(What you have to do): Take each line containing the word "this" and copy it.

(Available records):
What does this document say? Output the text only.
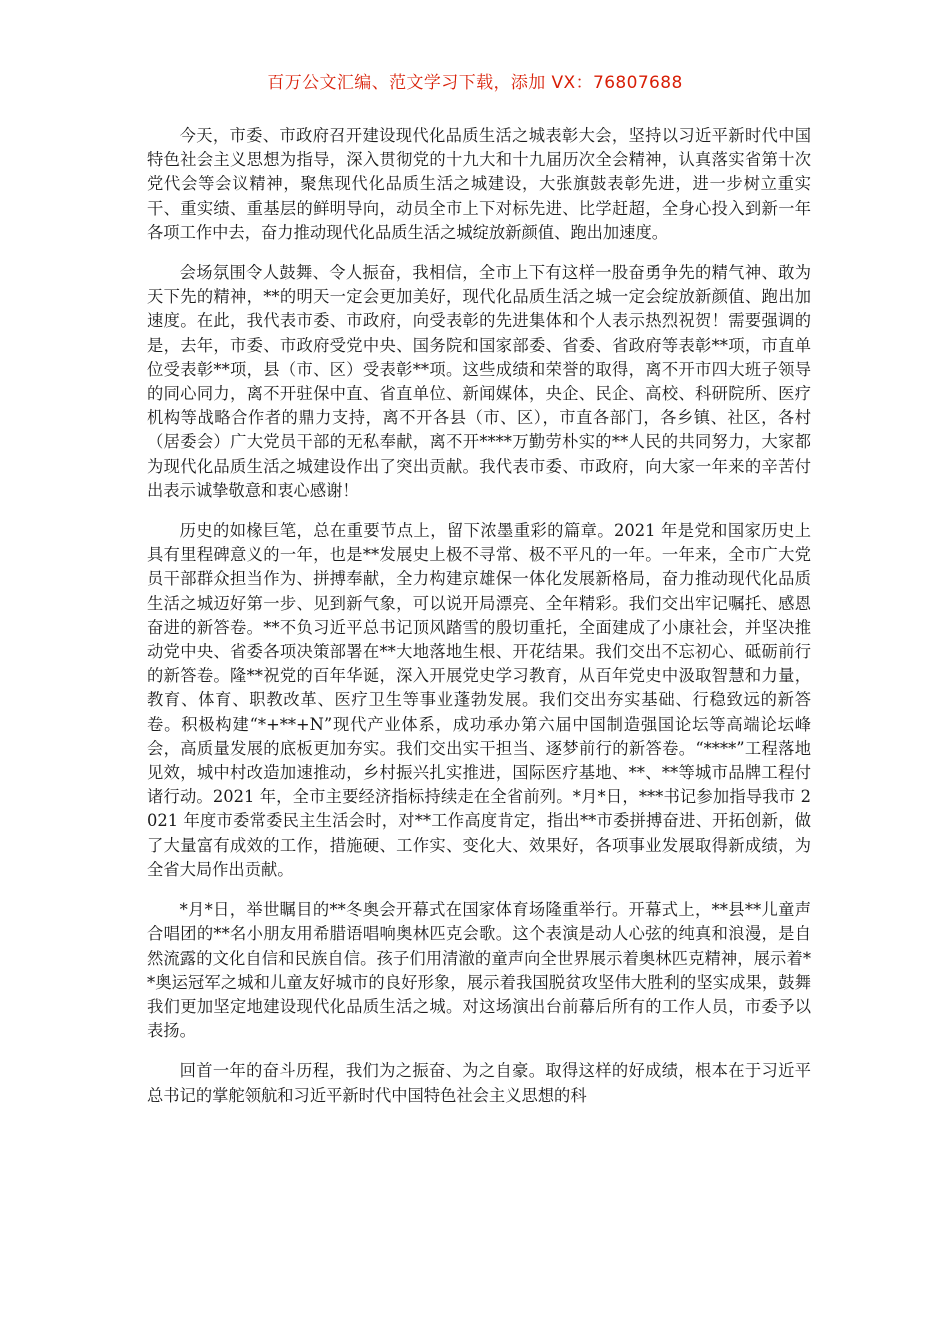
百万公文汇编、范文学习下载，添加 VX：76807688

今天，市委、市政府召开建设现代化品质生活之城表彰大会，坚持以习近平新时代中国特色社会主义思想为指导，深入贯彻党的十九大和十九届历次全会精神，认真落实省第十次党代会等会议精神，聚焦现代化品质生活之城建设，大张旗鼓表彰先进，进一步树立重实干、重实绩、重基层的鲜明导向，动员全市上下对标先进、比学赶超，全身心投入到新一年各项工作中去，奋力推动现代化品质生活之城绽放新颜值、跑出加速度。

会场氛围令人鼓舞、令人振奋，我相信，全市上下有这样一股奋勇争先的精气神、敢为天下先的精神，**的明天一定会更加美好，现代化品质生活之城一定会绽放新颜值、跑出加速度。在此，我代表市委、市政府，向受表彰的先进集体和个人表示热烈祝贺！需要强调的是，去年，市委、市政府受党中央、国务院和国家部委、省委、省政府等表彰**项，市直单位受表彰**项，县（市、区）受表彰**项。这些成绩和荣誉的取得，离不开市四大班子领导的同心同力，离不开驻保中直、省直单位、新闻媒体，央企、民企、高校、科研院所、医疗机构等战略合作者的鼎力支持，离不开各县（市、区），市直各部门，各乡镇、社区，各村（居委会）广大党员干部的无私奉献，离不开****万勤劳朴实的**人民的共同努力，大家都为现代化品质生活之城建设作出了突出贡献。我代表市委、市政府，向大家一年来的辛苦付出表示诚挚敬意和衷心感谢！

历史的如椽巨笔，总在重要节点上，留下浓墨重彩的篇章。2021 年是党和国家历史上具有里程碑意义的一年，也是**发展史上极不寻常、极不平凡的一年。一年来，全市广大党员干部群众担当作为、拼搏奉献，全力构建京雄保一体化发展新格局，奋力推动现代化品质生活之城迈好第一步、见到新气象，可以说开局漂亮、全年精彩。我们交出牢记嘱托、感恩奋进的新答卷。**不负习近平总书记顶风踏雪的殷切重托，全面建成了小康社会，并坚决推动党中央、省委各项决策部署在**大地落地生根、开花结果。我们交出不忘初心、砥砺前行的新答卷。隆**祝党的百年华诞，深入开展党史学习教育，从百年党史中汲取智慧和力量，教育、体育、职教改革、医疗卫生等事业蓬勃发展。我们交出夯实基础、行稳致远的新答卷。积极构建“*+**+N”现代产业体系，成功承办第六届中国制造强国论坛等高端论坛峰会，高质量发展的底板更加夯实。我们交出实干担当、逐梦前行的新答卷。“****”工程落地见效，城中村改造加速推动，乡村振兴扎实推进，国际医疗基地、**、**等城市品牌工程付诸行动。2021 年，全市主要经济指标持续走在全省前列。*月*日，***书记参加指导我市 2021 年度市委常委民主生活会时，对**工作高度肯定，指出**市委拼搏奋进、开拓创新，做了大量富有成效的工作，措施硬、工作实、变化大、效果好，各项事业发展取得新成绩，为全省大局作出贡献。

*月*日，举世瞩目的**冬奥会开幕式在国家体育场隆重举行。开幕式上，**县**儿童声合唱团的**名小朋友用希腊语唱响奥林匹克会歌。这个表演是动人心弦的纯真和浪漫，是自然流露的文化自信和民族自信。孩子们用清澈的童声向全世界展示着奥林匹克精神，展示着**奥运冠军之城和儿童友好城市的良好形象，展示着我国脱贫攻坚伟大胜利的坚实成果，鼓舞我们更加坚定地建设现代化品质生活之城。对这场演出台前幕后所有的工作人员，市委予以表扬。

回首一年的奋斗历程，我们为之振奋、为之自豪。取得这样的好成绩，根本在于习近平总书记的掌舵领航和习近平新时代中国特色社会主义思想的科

...

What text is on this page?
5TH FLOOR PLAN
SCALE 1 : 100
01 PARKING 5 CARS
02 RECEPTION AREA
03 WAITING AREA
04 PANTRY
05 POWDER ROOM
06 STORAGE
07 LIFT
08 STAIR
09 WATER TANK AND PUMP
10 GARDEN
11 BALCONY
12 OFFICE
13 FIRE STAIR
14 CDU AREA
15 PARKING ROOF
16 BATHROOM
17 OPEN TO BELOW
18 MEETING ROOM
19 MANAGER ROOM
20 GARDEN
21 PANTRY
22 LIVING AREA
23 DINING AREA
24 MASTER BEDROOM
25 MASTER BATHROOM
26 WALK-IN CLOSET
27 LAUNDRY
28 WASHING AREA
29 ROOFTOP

(Written response):
What does this document say? Output the text only.
What text is on this page?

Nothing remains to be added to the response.